Return all lines in the material below that contain "xlabel".

Supplied entries:

============

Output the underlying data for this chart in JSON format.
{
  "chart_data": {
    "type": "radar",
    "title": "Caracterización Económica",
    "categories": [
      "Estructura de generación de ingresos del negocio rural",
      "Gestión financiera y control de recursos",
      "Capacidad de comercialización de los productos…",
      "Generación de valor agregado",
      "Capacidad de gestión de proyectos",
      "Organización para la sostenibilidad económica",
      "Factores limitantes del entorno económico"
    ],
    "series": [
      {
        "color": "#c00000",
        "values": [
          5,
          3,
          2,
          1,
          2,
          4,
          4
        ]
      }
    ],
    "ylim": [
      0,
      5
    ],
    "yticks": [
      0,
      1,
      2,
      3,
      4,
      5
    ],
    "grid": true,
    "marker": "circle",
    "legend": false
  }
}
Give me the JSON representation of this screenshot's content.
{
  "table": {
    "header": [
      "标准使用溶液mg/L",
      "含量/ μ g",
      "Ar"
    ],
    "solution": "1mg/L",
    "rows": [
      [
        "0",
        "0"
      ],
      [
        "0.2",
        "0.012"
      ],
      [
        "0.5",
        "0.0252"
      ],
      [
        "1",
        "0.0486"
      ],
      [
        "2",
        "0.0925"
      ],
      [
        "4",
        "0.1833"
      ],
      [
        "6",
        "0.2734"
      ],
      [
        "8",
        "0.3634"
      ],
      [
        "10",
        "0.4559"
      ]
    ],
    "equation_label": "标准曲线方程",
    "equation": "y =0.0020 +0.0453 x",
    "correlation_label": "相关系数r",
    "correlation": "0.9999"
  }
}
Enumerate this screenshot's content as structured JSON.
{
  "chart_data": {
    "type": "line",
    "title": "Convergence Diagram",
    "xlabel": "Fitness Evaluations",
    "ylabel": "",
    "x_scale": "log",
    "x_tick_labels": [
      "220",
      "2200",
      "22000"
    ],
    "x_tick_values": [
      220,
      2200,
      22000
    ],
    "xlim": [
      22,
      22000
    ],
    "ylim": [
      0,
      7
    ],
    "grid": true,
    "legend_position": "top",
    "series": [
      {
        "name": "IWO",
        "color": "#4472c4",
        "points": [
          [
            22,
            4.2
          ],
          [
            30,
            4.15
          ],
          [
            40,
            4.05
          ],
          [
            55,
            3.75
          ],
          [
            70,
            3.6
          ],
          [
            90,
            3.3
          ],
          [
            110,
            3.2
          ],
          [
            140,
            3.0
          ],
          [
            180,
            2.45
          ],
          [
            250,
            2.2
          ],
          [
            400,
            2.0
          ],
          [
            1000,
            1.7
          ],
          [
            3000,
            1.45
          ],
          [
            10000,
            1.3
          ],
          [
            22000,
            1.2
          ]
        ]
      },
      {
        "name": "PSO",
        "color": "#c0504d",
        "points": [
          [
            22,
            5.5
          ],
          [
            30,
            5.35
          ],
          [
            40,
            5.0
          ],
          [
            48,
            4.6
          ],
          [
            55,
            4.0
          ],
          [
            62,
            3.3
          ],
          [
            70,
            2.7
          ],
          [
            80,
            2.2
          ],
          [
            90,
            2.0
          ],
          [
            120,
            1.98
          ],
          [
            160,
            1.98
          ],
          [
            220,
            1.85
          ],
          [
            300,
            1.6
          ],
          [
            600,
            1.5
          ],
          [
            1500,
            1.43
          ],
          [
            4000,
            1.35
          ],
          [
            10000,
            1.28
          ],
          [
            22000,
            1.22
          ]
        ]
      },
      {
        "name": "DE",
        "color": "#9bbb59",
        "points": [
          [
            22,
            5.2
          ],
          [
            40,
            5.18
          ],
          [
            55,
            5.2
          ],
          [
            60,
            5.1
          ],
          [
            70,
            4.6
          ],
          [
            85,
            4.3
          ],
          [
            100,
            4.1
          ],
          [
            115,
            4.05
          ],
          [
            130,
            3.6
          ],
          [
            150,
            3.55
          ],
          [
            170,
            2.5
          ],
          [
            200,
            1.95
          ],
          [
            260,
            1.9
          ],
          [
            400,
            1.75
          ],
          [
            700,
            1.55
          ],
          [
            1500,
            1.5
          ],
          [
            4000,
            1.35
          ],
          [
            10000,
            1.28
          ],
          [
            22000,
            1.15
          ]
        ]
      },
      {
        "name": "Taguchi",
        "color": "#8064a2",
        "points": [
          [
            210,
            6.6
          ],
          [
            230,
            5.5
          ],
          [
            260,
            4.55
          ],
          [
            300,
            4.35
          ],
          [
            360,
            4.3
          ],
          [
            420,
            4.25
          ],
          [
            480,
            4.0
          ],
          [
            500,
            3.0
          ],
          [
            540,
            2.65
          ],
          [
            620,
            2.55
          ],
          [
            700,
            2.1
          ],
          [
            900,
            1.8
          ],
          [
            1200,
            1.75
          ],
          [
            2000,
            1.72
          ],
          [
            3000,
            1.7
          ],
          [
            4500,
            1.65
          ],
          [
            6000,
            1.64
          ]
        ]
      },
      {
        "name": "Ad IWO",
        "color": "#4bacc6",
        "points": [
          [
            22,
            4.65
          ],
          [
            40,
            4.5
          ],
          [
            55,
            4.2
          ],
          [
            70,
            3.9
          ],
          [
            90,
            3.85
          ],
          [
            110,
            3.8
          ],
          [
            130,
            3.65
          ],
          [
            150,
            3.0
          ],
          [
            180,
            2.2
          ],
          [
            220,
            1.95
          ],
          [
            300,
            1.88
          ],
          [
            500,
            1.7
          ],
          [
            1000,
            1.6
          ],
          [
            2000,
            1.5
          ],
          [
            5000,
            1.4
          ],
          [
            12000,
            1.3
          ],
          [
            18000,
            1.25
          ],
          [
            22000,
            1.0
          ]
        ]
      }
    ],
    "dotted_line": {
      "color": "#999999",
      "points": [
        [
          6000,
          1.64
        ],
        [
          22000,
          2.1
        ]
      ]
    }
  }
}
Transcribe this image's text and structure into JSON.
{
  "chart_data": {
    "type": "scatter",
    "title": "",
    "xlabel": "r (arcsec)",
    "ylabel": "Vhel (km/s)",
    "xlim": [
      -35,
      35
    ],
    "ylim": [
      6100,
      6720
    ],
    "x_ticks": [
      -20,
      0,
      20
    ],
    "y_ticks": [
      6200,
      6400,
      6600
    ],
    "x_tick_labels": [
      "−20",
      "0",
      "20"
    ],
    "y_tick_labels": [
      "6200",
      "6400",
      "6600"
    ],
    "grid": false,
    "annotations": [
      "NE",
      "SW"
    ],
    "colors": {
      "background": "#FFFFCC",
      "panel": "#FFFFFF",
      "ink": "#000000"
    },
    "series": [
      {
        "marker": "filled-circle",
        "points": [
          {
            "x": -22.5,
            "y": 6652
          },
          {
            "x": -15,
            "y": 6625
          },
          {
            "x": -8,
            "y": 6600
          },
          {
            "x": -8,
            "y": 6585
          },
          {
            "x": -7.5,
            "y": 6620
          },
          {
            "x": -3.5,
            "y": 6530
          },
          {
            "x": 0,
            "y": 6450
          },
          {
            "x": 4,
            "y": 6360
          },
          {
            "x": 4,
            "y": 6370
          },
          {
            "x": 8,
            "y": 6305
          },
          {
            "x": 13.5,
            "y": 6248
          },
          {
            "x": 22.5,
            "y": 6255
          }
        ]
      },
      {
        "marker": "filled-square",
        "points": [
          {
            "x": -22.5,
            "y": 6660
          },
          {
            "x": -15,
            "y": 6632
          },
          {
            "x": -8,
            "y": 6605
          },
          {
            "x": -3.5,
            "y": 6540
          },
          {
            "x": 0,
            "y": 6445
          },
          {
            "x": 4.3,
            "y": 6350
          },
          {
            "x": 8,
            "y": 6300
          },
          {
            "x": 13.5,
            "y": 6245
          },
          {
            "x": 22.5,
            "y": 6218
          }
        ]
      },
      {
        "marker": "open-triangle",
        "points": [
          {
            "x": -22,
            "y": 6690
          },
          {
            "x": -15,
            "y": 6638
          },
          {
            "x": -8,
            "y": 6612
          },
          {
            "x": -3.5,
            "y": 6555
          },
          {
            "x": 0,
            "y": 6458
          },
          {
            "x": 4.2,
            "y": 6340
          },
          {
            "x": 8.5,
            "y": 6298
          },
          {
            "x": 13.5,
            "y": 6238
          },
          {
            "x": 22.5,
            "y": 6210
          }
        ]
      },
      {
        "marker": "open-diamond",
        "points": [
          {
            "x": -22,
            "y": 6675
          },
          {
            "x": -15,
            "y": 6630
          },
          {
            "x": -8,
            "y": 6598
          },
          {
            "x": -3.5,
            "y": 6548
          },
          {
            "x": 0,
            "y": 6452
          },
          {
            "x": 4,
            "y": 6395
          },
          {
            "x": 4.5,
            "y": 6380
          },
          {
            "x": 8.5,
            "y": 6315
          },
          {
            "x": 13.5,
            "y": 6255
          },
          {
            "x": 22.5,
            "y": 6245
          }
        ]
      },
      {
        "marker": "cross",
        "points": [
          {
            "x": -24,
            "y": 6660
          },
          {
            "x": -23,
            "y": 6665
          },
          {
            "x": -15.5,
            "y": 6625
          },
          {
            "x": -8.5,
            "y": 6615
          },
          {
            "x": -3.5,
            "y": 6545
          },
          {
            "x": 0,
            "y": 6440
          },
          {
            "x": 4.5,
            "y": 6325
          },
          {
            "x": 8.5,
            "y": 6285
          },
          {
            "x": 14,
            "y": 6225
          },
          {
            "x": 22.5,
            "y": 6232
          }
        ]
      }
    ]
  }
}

============

Output below:
    "xlabel": "Fitness Evaluations",
    "xlabel": "r (arcsec)",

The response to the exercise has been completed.